• [WHAT THE TASK ASKS]: Would you quote the material below in full and unchanged?

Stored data
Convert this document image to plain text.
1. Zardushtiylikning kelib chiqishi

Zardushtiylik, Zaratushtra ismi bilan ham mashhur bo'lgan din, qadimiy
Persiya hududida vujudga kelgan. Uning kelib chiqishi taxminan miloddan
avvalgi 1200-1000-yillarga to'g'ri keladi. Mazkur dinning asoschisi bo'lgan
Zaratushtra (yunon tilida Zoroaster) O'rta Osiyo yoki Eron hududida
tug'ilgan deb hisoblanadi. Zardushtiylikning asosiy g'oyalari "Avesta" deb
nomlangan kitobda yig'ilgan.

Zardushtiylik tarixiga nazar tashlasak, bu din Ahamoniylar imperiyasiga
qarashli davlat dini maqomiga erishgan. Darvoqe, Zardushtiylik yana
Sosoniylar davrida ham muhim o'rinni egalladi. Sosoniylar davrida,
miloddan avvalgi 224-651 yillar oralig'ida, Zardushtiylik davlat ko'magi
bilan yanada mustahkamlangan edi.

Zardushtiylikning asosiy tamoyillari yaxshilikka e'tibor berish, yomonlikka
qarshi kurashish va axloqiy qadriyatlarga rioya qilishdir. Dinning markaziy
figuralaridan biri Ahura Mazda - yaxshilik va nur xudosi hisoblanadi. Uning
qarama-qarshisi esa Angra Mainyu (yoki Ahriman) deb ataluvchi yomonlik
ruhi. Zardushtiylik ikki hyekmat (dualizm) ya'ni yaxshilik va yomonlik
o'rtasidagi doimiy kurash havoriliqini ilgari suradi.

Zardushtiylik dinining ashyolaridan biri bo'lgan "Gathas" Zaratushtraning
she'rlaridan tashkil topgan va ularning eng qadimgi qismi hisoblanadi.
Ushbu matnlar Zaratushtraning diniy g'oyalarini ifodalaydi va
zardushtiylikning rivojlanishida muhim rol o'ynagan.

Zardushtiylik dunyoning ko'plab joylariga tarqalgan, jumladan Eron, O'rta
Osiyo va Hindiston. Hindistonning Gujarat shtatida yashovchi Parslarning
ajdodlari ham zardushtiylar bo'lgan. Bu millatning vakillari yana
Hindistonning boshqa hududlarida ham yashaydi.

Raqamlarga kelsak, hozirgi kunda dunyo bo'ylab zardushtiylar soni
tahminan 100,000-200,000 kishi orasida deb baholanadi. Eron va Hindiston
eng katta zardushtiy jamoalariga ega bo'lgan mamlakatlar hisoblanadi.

• [ANSWER TO THIS TASK]:
Convert this document image to plain text.
1. Zardushtiylikning kelib chiqishi

Zardushtiylik, Zaratushtra ismi bilan ham mashhur bo'lgan din, qadimiy
Persiya hududida vujudga kelgan. Uning kelib chiqishi taxminan miloddan
avvalgi 1200-1000-yillarga to'g'ri keladi. Mazkur dinning asoschisi bo'lgan
Zaratushtra (yunon tilida Zoroaster) O'rta Osiyo yoki Eron hududida
tug'ilgan deb hisoblanadi. Zardushtiylikning asosiy g'oyalari "Avesta" deb
nomlangan kitobda yig'ilgan.

Zardushtiylik tarixiga nazar tashlasak, bu din Ahamoniylar imperiyasiga
qarashli davlat dini maqomiga erishgan. Darvoqe, Zardushtiylik yana
Sosoniylar davrida ham muhim o'rinni egalladi. Sosoniylar davrida,
miloddan avvalgi 224-651 yillar oralig'ida, Zardushtiylik davlat ko'magi
bilan yanada mustahkamlangan edi.

Zardushtiylikning asosiy tamoyillari yaxshilikka e'tibor berish, yomonlikka
qarshi kurashish va axloqiy qadriyatlarga rioya qilishdir. Dinning markaziy
figuralaridan biri Ahura Mazda - yaxshilik va nur xudosi hisoblanadi. Uning
qarama-qarshisi esa Angra Mainyu (yoki Ahriman) deb ataluvchi yomonlik
ruhi. Zardushtiylik ikki hyekmat (dualizm) ya'ni yaxshilik va yomonlik
o'rtasidagi doimiy kurash havoriliqini ilgari suradi.

Zardushtiylik dinining ashyolaridan biri bo'lgan "Gathas" Zaratushtraning
she'rlaridan tashkil topgan va ularning eng qadimgi qismi hisoblanadi.
Ushbu matnlar Zaratushtraning diniy g'oyalarini ifodalaydi va
zardushtiylikning rivojlanishida muhim rol o'ynagan.

Zardushtiylik dunyoning ko'plab joylariga tarqalgan, jumladan Eron, O'rta
Osiyo va Hindiston. Hindistonning Gujarat shtatida yashovchi Parslarning
ajdodlari ham zardushtiylar bo'lgan. Bu millatning vakillari yana
Hindistonning boshqa hududlarida ham yashaydi.

Raqamlarga kelsak, hozirgi kunda dunyo bo'ylab zardushtiylar soni
tahminan 100,000-200,000 kishi orasida deb baholanadi. Eron va Hindiston
eng katta zardushtiy jamoalariga ega bo'lgan mamlakatlar hisoblanadi.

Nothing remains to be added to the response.